### Data shown
■ ■ ■

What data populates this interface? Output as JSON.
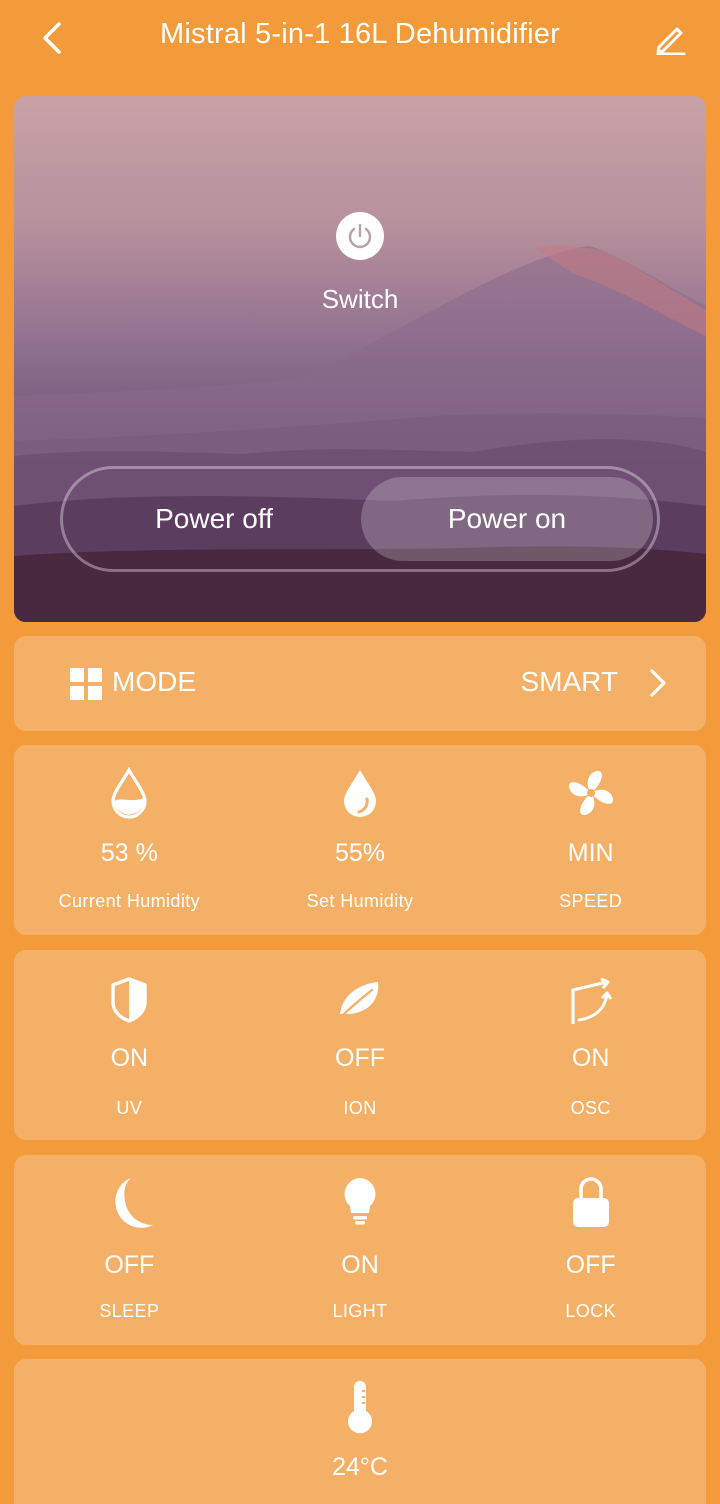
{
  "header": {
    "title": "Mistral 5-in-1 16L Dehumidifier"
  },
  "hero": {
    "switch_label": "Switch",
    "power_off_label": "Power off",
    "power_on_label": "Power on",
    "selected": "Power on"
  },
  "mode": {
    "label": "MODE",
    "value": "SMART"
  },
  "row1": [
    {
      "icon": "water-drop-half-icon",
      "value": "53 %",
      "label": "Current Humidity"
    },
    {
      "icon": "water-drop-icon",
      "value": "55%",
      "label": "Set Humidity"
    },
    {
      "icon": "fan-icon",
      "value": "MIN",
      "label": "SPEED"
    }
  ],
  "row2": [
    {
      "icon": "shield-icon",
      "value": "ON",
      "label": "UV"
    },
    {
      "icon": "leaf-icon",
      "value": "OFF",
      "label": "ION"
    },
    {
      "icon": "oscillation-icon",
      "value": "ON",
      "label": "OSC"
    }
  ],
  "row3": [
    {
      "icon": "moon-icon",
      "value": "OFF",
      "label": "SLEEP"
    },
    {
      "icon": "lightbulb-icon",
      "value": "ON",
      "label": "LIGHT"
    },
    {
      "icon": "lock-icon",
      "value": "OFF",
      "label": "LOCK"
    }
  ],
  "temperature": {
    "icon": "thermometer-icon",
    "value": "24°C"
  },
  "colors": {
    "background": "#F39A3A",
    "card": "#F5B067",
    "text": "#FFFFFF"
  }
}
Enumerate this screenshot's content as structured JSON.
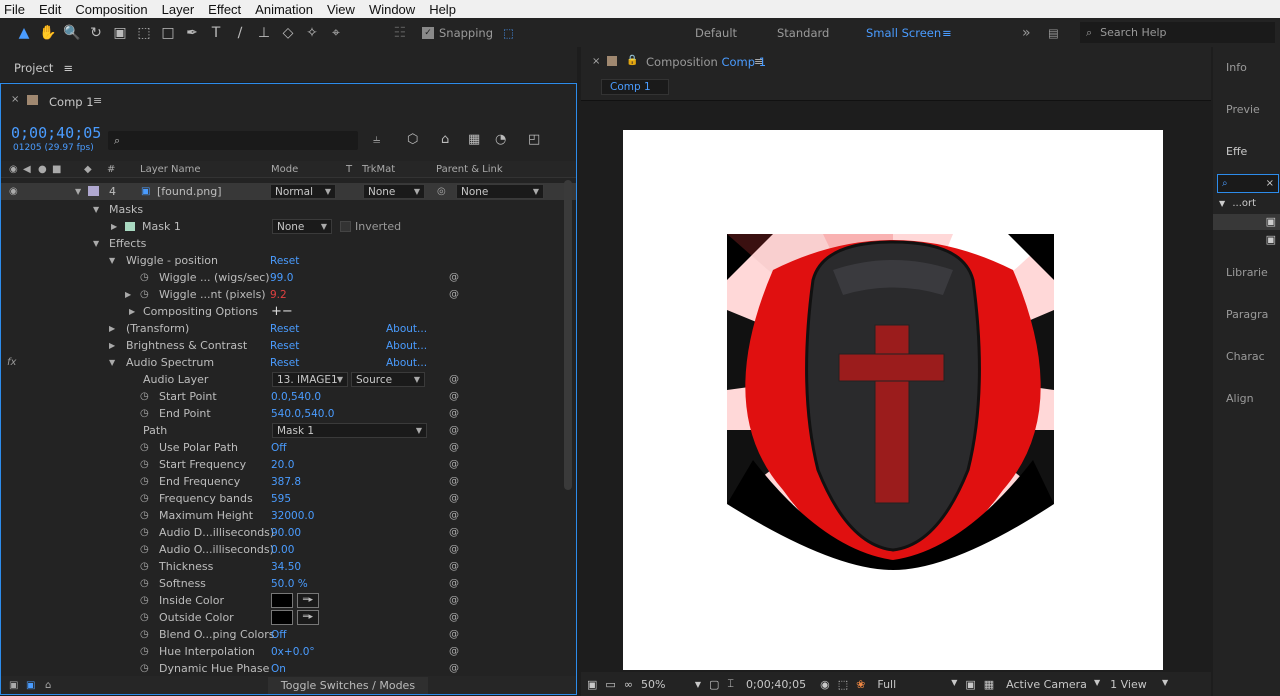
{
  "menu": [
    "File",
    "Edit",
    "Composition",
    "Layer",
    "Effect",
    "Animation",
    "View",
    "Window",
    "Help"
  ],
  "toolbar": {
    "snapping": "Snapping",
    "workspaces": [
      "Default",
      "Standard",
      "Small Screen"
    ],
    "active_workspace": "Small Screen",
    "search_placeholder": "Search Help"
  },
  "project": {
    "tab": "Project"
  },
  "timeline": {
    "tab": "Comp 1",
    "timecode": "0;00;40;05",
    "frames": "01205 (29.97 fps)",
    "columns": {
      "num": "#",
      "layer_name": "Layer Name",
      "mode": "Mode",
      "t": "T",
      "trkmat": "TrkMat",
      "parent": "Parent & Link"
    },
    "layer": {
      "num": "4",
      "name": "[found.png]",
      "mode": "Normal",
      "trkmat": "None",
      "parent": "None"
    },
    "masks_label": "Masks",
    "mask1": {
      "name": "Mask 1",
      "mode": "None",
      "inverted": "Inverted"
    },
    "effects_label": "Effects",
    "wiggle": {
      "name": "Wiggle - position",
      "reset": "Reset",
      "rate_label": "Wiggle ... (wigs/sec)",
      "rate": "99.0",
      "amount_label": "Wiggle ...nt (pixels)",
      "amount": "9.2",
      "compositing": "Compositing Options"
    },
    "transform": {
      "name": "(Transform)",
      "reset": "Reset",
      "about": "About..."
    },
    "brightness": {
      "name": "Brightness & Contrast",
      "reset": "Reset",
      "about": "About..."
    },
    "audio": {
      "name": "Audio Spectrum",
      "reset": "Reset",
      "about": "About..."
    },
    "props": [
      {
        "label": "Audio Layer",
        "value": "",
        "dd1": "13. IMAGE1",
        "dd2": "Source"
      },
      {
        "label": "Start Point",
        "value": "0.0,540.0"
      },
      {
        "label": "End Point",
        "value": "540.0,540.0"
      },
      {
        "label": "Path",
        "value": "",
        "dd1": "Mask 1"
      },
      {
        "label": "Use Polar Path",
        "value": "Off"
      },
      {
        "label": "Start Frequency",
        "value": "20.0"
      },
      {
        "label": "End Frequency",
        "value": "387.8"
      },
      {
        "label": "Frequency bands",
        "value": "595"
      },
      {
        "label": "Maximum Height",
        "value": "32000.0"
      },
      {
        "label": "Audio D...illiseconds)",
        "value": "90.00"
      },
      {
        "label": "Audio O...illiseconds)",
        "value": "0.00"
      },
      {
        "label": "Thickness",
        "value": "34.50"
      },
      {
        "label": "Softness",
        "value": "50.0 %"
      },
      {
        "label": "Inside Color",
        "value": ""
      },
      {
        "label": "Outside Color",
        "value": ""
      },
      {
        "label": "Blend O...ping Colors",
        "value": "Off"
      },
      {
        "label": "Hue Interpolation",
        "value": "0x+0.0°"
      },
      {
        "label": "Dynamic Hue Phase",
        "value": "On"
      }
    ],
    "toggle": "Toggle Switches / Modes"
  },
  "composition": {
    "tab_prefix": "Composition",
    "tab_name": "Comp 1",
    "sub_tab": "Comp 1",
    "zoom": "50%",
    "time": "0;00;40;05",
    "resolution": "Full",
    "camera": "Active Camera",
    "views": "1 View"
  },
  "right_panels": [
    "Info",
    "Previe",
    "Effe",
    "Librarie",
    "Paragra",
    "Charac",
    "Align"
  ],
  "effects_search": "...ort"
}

■ ■ ■

Tell how many lines above contain the word "this". Give the number alone.

### Task output
2